• STATED EXERCISE
Scan the data below. Pull out each line where "title" occurs.

______________________________

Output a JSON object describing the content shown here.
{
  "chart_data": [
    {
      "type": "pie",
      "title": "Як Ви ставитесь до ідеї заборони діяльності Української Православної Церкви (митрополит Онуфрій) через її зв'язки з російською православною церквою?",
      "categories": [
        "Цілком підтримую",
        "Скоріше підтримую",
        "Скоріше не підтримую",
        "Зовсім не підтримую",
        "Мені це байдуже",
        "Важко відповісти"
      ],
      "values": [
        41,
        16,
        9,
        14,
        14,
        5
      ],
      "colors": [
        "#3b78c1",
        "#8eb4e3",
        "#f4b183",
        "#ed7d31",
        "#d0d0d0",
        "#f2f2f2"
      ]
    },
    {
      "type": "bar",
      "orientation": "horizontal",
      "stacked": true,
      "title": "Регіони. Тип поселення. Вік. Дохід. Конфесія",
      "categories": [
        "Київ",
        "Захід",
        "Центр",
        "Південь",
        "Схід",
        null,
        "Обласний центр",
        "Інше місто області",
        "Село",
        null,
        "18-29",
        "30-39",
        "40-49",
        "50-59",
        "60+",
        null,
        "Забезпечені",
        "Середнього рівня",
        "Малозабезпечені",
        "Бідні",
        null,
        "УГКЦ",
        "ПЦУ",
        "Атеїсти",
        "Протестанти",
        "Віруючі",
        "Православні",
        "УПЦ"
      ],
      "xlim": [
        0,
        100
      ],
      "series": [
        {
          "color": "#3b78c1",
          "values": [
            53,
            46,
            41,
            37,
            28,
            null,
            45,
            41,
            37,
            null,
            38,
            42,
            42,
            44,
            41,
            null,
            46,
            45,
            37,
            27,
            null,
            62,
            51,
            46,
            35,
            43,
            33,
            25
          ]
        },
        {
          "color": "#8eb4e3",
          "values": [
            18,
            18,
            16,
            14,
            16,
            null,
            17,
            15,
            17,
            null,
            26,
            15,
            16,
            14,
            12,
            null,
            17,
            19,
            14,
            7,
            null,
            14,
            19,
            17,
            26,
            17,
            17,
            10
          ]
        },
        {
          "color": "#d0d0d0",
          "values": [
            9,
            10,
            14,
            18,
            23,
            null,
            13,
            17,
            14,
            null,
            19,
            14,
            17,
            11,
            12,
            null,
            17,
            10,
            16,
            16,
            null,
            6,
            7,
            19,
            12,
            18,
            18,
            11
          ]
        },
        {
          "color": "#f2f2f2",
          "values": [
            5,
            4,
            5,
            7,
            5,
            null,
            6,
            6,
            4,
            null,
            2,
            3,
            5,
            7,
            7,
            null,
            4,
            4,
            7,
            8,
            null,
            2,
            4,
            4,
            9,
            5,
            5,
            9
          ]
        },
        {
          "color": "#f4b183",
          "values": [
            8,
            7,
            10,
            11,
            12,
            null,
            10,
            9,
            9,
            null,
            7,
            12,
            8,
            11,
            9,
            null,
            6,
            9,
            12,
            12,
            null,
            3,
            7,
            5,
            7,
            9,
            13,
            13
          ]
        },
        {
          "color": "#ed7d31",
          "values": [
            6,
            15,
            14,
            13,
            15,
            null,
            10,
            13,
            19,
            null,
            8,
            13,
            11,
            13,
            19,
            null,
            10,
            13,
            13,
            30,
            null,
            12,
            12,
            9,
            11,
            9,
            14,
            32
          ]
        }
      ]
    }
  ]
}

______________________________

• ANSWER TO THE TASK
      "title": "Як Ви ставитесь до ідеї заборони діяльності Української Православної Церкви (митрополит Онуфрій) через її зв'язки з російською православною церквою?",
      "title": "Регіони. Тип поселення. Вік. Дохід. Конфесія",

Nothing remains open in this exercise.